(Figure record extracts)
____________________

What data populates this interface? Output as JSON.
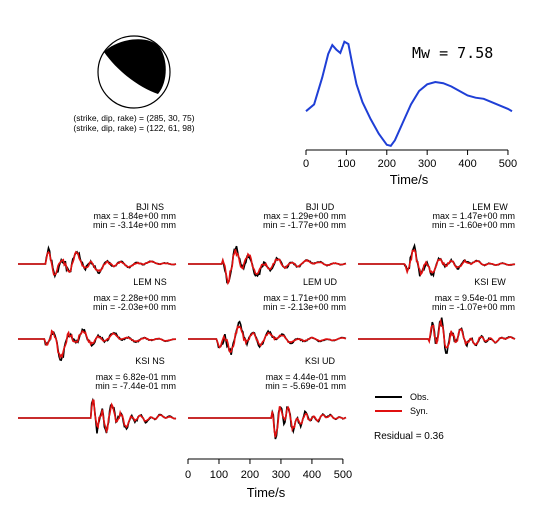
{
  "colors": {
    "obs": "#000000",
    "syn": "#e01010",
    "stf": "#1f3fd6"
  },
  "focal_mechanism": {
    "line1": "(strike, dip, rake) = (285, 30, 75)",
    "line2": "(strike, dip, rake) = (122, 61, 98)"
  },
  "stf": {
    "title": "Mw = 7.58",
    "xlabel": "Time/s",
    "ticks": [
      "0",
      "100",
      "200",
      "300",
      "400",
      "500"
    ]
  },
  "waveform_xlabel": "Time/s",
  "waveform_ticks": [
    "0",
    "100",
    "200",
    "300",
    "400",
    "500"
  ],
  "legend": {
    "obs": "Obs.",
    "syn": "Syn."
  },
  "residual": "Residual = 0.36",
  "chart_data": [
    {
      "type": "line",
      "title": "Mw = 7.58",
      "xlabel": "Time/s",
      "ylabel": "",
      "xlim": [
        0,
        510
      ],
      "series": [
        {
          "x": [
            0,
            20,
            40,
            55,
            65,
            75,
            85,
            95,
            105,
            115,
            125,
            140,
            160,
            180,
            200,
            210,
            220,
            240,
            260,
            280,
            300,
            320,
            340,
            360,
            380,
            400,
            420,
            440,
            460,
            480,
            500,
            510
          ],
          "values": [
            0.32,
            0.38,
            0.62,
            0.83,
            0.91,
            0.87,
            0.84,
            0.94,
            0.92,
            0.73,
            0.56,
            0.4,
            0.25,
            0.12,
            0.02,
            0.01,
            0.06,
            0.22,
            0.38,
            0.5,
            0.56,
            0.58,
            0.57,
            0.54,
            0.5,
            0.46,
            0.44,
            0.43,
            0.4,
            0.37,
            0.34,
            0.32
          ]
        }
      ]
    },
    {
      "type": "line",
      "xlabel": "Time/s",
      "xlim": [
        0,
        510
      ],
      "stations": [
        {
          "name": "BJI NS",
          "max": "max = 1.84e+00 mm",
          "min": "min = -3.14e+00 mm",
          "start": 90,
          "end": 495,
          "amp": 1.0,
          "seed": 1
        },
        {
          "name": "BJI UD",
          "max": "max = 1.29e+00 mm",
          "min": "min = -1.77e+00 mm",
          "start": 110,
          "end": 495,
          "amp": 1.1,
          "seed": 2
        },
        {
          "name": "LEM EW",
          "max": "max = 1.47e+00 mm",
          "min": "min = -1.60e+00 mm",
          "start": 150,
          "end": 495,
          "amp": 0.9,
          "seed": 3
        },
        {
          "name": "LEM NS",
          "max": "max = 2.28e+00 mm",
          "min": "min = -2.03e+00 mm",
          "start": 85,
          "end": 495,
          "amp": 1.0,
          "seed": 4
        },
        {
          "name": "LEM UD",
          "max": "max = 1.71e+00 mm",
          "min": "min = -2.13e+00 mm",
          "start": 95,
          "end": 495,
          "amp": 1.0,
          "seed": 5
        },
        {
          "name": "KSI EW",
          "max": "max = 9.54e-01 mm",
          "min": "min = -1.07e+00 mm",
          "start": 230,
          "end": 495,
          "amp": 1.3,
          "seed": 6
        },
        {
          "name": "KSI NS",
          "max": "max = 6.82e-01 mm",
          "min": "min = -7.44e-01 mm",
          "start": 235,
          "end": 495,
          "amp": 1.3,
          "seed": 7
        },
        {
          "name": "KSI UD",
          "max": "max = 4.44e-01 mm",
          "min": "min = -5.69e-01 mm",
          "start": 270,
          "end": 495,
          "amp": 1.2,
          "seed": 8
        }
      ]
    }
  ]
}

____________________

▶ _WHAT IS BEING ASKED_:
Gather all lines with the string "start" from the data.

▶ _RESULT OF THIS EXERCISE_:
          "start": 90,
          "start": 110,
          "start": 150,
          "start": 85,
          "start": 95,
          "start": 230,
          "start": 235,
          "start": 270,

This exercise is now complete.